Return the whole listing, line for line, without the pictures in it.

────

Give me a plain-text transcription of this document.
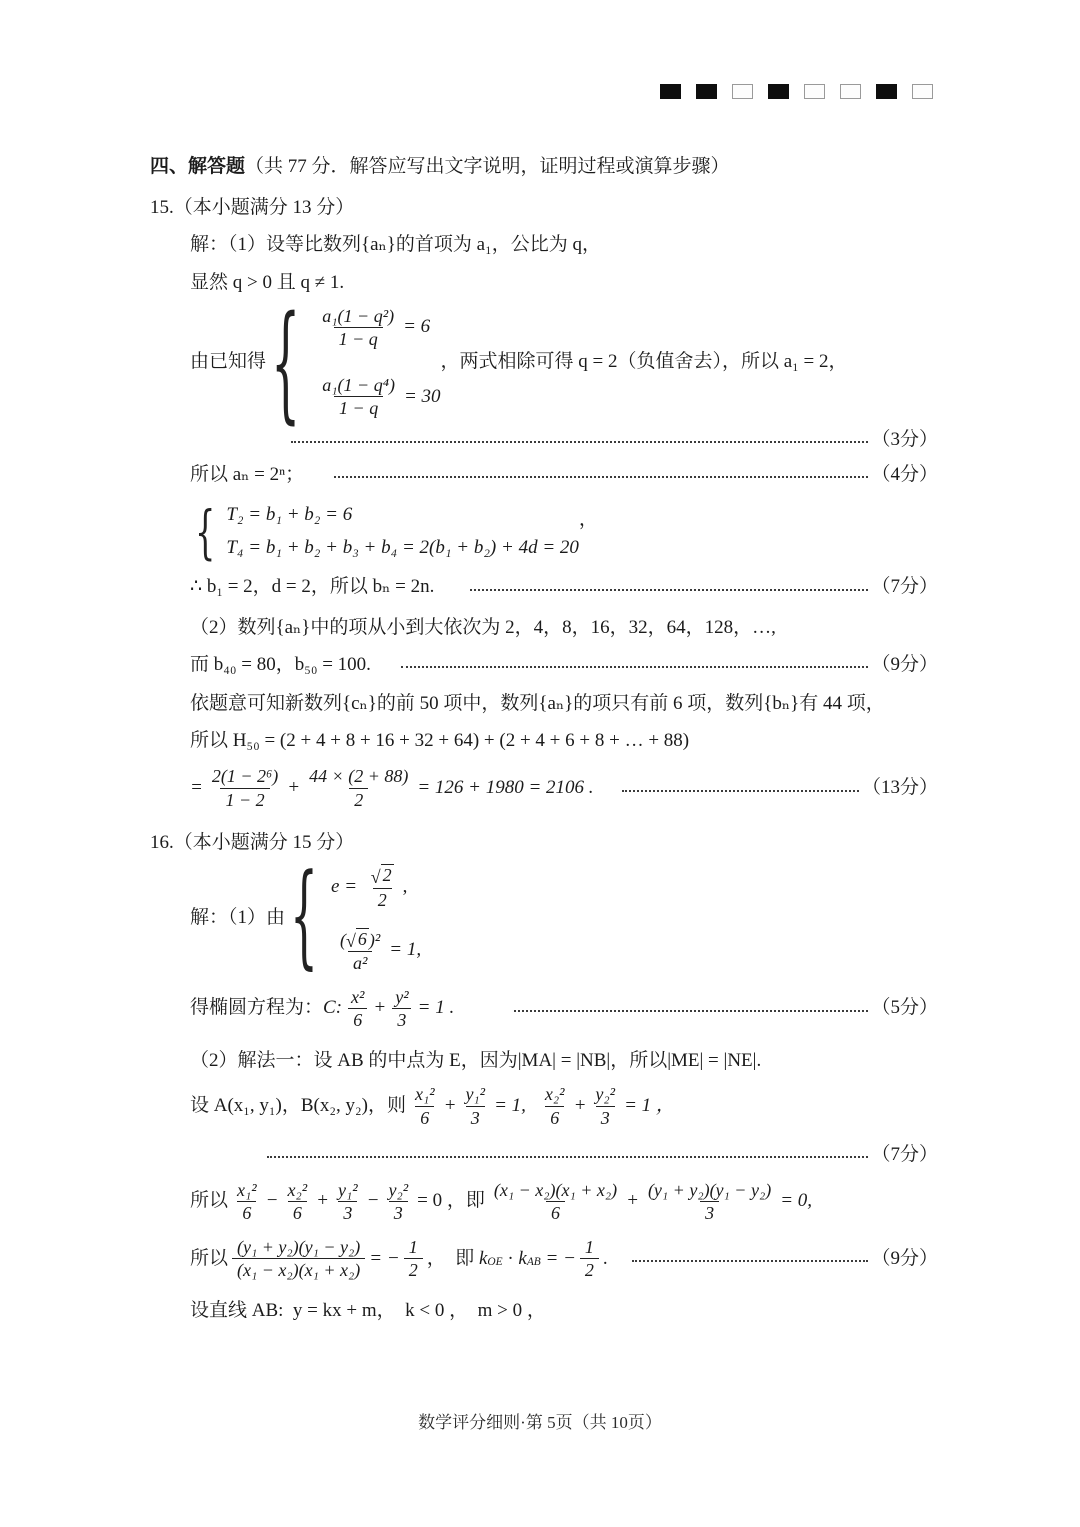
四、解答题 （共 77 分．解答应写出文字说明，证明过程或演算步骤）
15.（本小题满分 13 分）
解：（1）设等比数列{aₙ}的首项为 a₁，公比为 q，
显然 q > 0 且 q ≠ 1.
由已知得 { $\frac{\text{a₁(1 − q²)}}{1 - q} = 6$
$\frac{\text{a₁(1 − q⁴)}}{1 - q} = 30$
，两式相除可得 q = 2（负值舍去），所以 a₁ = 2，
（3分）
所以 aₙ = 2ⁿ；	（4分）
{ T₂ = b₁ + b₂ = 6
T₄ = b₁ + b₂ + b₃ + b₄ = 2(b₁ + b₂) + 4d = 20
，
∴ b₁ = 2，d = 2，所以 bₙ = 2n.	（7分）
（2）数列{aₙ}中的项从小到大依次为 2，4，8，16，32，64，128，…,
而 b₄₀ = 80，b₅₀ = 100.	（9分）
依题意可知新数列{cₙ}的前 50 项中，数列{aₙ}的项只有前 6 项，数列{bₙ}有 44 项，
所以 H₅₀ = (2 + 4 + 8 + 16 + 32 + 64) + (2 + 4 + 6 + 8 + … + 88)
= $\frac{\text{2(1 − 2⁶)}}{1 - 2} + \frac{44 \times (2 + 88)}{2} = 126 + 1980 = 2106$ .	（13分）
16.（本小题满分 15 分）
解：（1）由 { $e = \frac{√ 2}{2}$ ,
( √ 6 )²
a²
= 1,
得椭圆方程为： C: $\frac{\text{x²}}{6} + \frac{\text{y²}}{3} = 1$ .	（5分）
（2）解法一：设 AB 的中点为 E，因为|MA| = |NB|，所以|ME| = |NE|.
设 A(x₁, y₁)，B(x₂, y₂)，则 $\frac{\text{x₁²}}{6} + \frac{\text{y₁²}}{3} = 1$, $\frac{\text{x₂²}}{6} + \frac{\text{y₂²}}{3} = 1$ ，
（7分）
所以 $\frac{\text{x₁²}}{6} - \frac{\text{x₂²}}{6} + \frac{\text{y₁²}}{3} - \frac{\text{y₂²}}{3} = 0$ ，即 $\frac{\text{(x₁ − x₂)(x₁ + x₂)}}{6} + \frac{\text{(y₁ + y₂)(y₁ − y₂)}}{3} = 0$,
所以 $\frac{\text{(y₁ + y₂)(y₁ − y₂)}}{\text{(x₁ − x₂)(x₁ + x₂)}}$ = − $\frac{1}{2}$ ，  即 k OE · k AB = − $\frac{1}{2}$ .	（9分）
设直线 AB:  y = kx + m，  k < 0 ，  m > 0 ，
数学评分细则·第 5页（共 10页）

────

* _Finished exercise_
Give me a plain-text transcription of this document.
四、解答题 （共 77 分．解答应写出文字说明，证明过程或演算步骤）
15.（本小题满分 13 分）
解：（1）设等比数列{aₙ}的首项为 a₁，公比为 q，
显然 q > 0 且 q ≠ 1.
由已知得 { $\frac{\text{a₁(1 − q²)}}{1 - q} = 6$
$\frac{\text{a₁(1 − q⁴)}}{1 - q} = 30$
，两式相除可得 q = 2（负值舍去），所以 a₁ = 2，
（3分）
所以 aₙ = 2ⁿ；	（4分）
{ T₂ = b₁ + b₂ = 6
T₄ = b₁ + b₂ + b₃ + b₄ = 2(b₁ + b₂) + 4d = 20
，
∴ b₁ = 2，d = 2，所以 bₙ = 2n.	（7分）
（2）数列{aₙ}中的项从小到大依次为 2，4，8，16，32，64，128，…,
而 b₄₀ = 80，b₅₀ = 100.	（9分）
依题意可知新数列{cₙ}的前 50 项中，数列{aₙ}的项只有前 6 项，数列{bₙ}有 44 项，
所以 H₅₀ = (2 + 4 + 8 + 16 + 32 + 64) + (2 + 4 + 6 + 8 + … + 88)
= $\frac{\text{2(1 − 2⁶)}}{1 - 2} + \frac{44 \times (2 + 88)}{2} = 126 + 1980 = 2106$ .	（13分）
16.（本小题满分 15 分）
解：（1）由 { $e = \frac{√ 2}{2}$ ,
( √ 6 )²
a²
= 1,
得椭圆方程为： C: $\frac{\text{x²}}{6} + \frac{\text{y²}}{3} = 1$ .	（5分）
（2）解法一：设 AB 的中点为 E，因为|MA| = |NB|，所以|ME| = |NE|.
设 A(x₁, y₁)，B(x₂, y₂)，则 $\frac{\text{x₁²}}{6} + \frac{\text{y₁²}}{3} = 1$, $\frac{\text{x₂²}}{6} + \frac{\text{y₂²}}{3} = 1$ ，
（7分）
所以 $\frac{\text{x₁²}}{6} - \frac{\text{x₂²}}{6} + \frac{\text{y₁²}}{3} - \frac{\text{y₂²}}{3} = 0$ ，即 $\frac{\text{(x₁ − x₂)(x₁ + x₂)}}{6} + \frac{\text{(y₁ + y₂)(y₁ − y₂)}}{3} = 0$,
所以 $\frac{\text{(y₁ + y₂)(y₁ − y₂)}}{\text{(x₁ − x₂)(x₁ + x₂)}}$ = − $\frac{1}{2}$ ，  即 k OE · k AB = − $\frac{1}{2}$ .	（9分）
设直线 AB:  y = kx + m，  k < 0 ，  m > 0 ，
数学评分细则·第 5页（共 10页）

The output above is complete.